EXERCISE OBJECTIVE =>
Here are records with pictures in them. Copy all of them exactly and leave the pictures out.

DATASET CONTENT =>
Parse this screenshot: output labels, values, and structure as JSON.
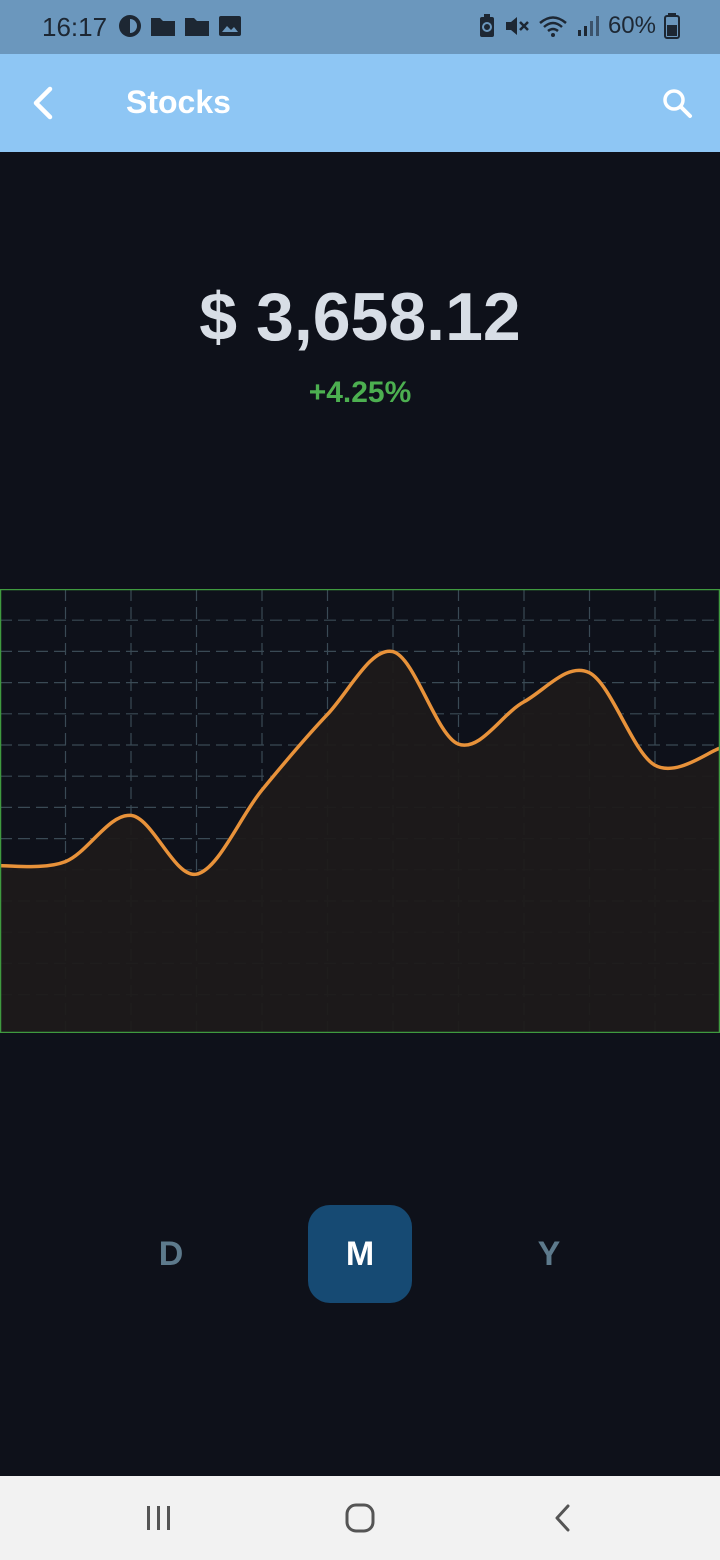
{
  "status_bar": {
    "time": "16:17",
    "battery": "60%",
    "icons": [
      "app-icon",
      "folder-icon",
      "folder-icon",
      "image-icon",
      "battery-saver-icon",
      "mute-icon",
      "wifi-icon",
      "signal-icon",
      "battery-icon"
    ]
  },
  "app_bar": {
    "title": "Stocks",
    "back_icon": "back-arrow-icon",
    "search_icon": "search-icon",
    "color": "#8ec6f4"
  },
  "stock": {
    "price": "$ 3,658.12",
    "change": "+4.25%",
    "change_color": "#4caf50"
  },
  "chart_data": {
    "type": "area",
    "line_color": "#e8923a",
    "grid": true,
    "x": [
      0,
      1,
      2,
      3,
      4,
      5,
      6,
      7,
      8,
      9,
      10,
      11
    ],
    "values": [
      46,
      47,
      58,
      44,
      64,
      82,
      97,
      75,
      85,
      92,
      70,
      74
    ],
    "ylim": [
      0,
      100
    ]
  },
  "range_tabs": {
    "items": [
      {
        "label": "D",
        "active": false
      },
      {
        "label": "M",
        "active": true
      },
      {
        "label": "Y",
        "active": false
      }
    ],
    "active_color": "#164a73"
  },
  "nav_bar": {
    "items": [
      "recent-apps-icon",
      "home-icon",
      "back-icon"
    ]
  }
}
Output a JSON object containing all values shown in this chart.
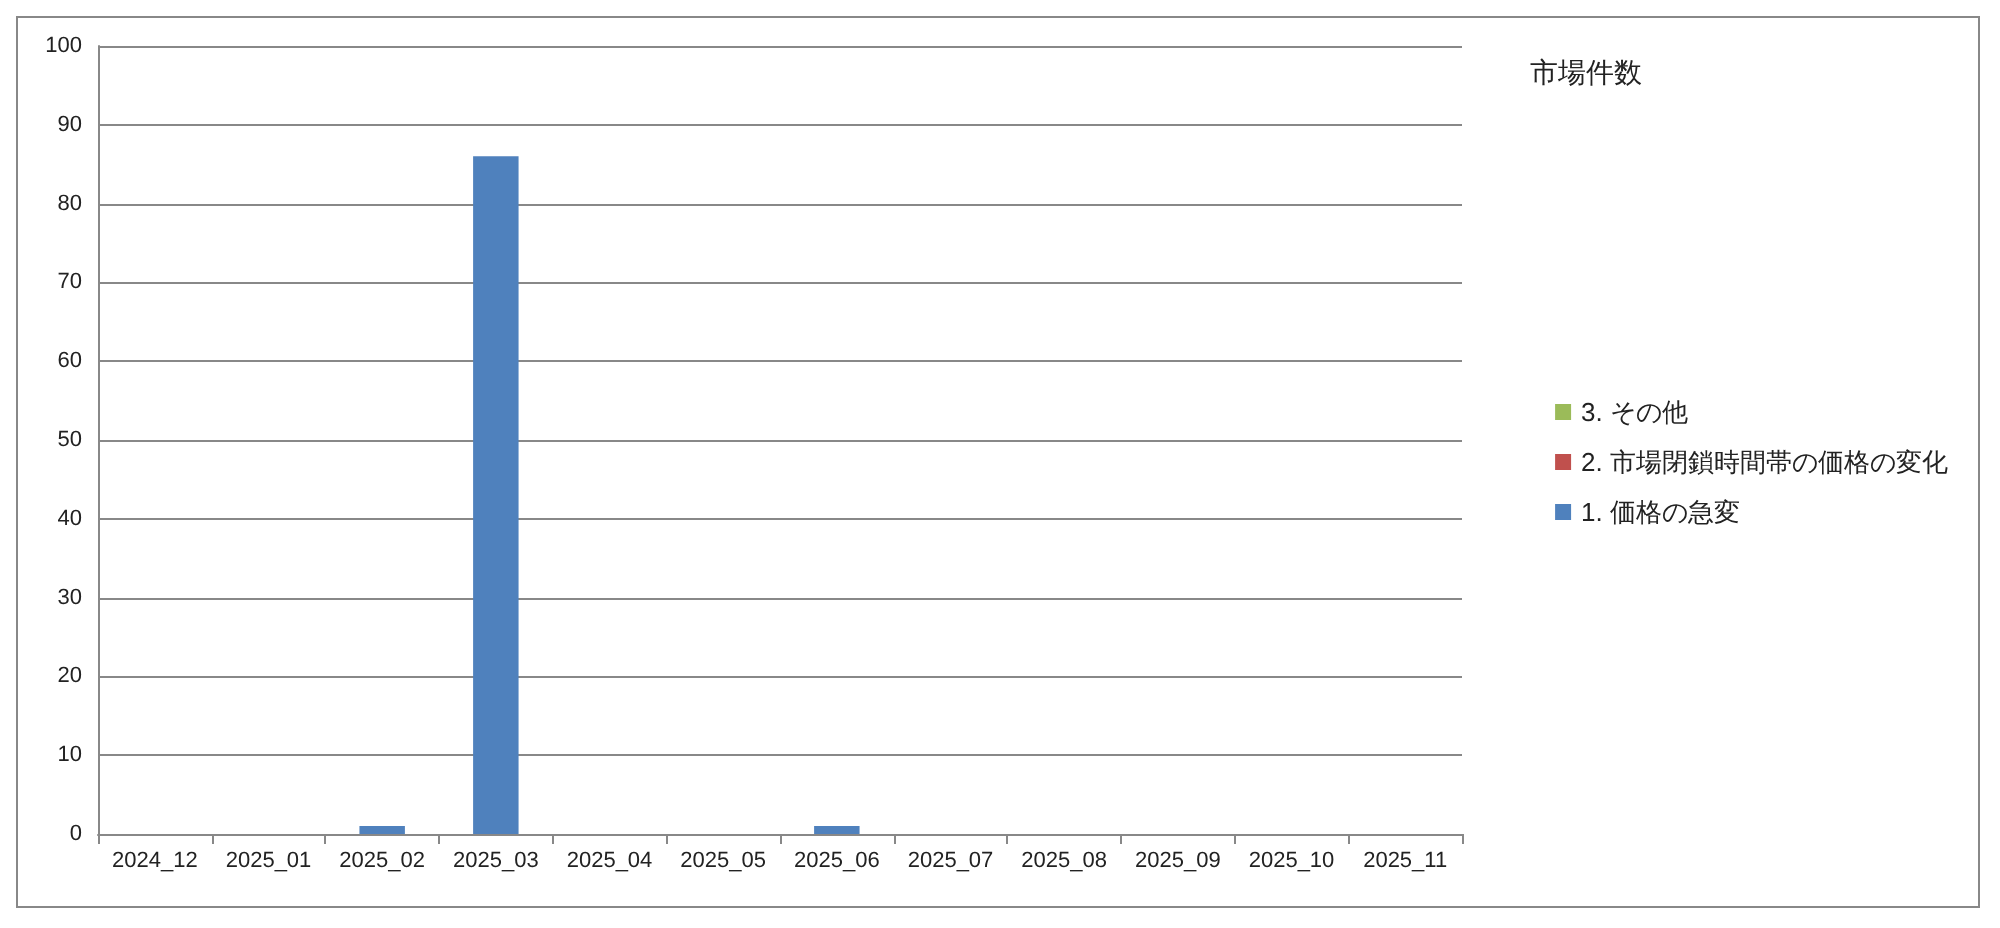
{
  "chart_data": {
    "type": "bar",
    "stacked": true,
    "legend_title": "市場件数",
    "categories": [
      "2024_12",
      "2025_01",
      "2025_02",
      "2025_03",
      "2025_04",
      "2025_05",
      "2025_06",
      "2025_07",
      "2025_08",
      "2025_09",
      "2025_10",
      "2025_11"
    ],
    "series": [
      {
        "name": "1. 価格の急変",
        "color": "#4f81bd",
        "values": [
          0,
          0,
          1,
          86,
          0,
          0,
          1,
          0,
          0,
          0,
          0,
          0
        ]
      },
      {
        "name": "2. 市場閉鎖時間帯の価格の変化",
        "color": "#c0504d",
        "values": [
          0,
          0,
          0,
          0,
          0,
          0,
          0,
          0,
          0,
          0,
          0,
          0
        ]
      },
      {
        "name": "3. その他",
        "color": "#9bbb59",
        "values": [
          0,
          0,
          0,
          0,
          0,
          0,
          0,
          0,
          0,
          0,
          0,
          0
        ]
      }
    ],
    "ylim": [
      0,
      100
    ],
    "yticks": [
      0,
      10,
      20,
      30,
      40,
      50,
      60,
      70,
      80,
      90,
      100
    ],
    "grid": "y",
    "legend": "right"
  }
}
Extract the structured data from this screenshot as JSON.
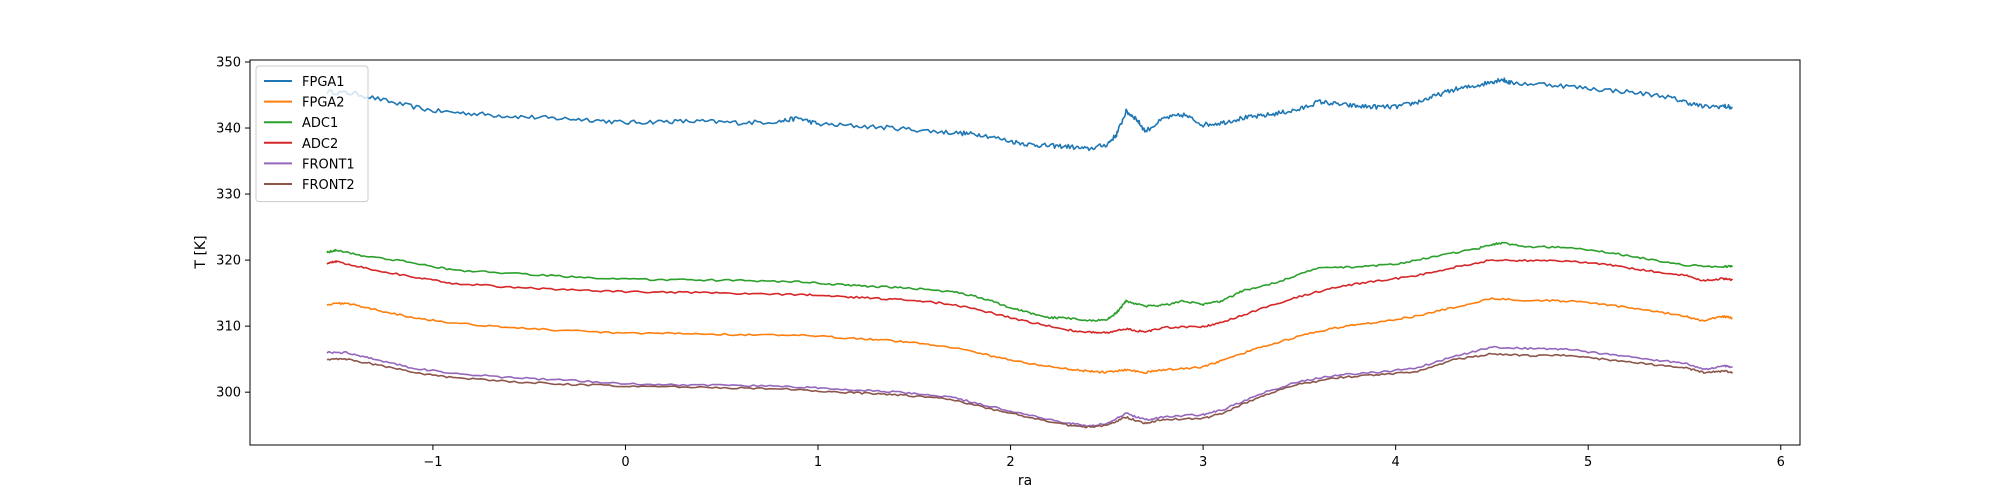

ANSWER TO THIS EXERCISE =>
Parse this screenshot: output labels, values, and structure as JSON.
{
  "status_bar": {
    "time": "16:17",
    "battery": "60%",
    "icons": [
      "app-icon",
      "folder-icon",
      "folder-icon",
      "image-icon",
      "battery-saver-icon",
      "mute-icon",
      "wifi-icon",
      "signal-icon",
      "battery-icon"
    ]
  },
  "app_bar": {
    "title": "Stocks",
    "back_icon": "back-arrow-icon",
    "search_icon": "search-icon",
    "color": "#8ec6f4"
  },
  "stock": {
    "price": "$ 3,658.12",
    "change": "+4.25%",
    "change_color": "#4caf50"
  },
  "chart_data": {
    "type": "area",
    "line_color": "#e8923a",
    "grid": true,
    "x": [
      0,
      1,
      2,
      3,
      4,
      5,
      6,
      7,
      8,
      9,
      10,
      11
    ],
    "values": [
      46,
      47,
      58,
      44,
      64,
      82,
      97,
      75,
      85,
      92,
      70,
      74
    ],
    "ylim": [
      0,
      100
    ]
  },
  "range_tabs": {
    "items": [
      {
        "label": "D",
        "active": false
      },
      {
        "label": "M",
        "active": true
      },
      {
        "label": "Y",
        "active": false
      }
    ],
    "active_color": "#164a73"
  },
  "nav_bar": {
    "items": [
      "recent-apps-icon",
      "home-icon",
      "back-icon"
    ]
  }
}
Output a JSON object containing all values shown in this chart.
{
  "chart_data": {
    "type": "bar",
    "stacked": true,
    "legend_title": "市場件数",
    "categories": [
      "2024_12",
      "2025_01",
      "2025_02",
      "2025_03",
      "2025_04",
      "2025_05",
      "2025_06",
      "2025_07",
      "2025_08",
      "2025_09",
      "2025_10",
      "2025_11"
    ],
    "series": [
      {
        "name": "1. 価格の急変",
        "color": "#4f81bd",
        "values": [
          0,
          0,
          1,
          86,
          0,
          0,
          1,
          0,
          0,
          0,
          0,
          0
        ]
      },
      {
        "name": "2. 市場閉鎖時間帯の価格の変化",
        "color": "#c0504d",
        "values": [
          0,
          0,
          0,
          0,
          0,
          0,
          0,
          0,
          0,
          0,
          0,
          0
        ]
      },
      {
        "name": "3. その他",
        "color": "#9bbb59",
        "values": [
          0,
          0,
          0,
          0,
          0,
          0,
          0,
          0,
          0,
          0,
          0,
          0
        ]
      }
    ],
    "ylim": [
      0,
      100
    ],
    "yticks": [
      0,
      10,
      20,
      30,
      40,
      50,
      60,
      70,
      80,
      90,
      100
    ],
    "grid": "y",
    "legend": "right"
  }
}
Extract the structured data from this screenshot as JSON.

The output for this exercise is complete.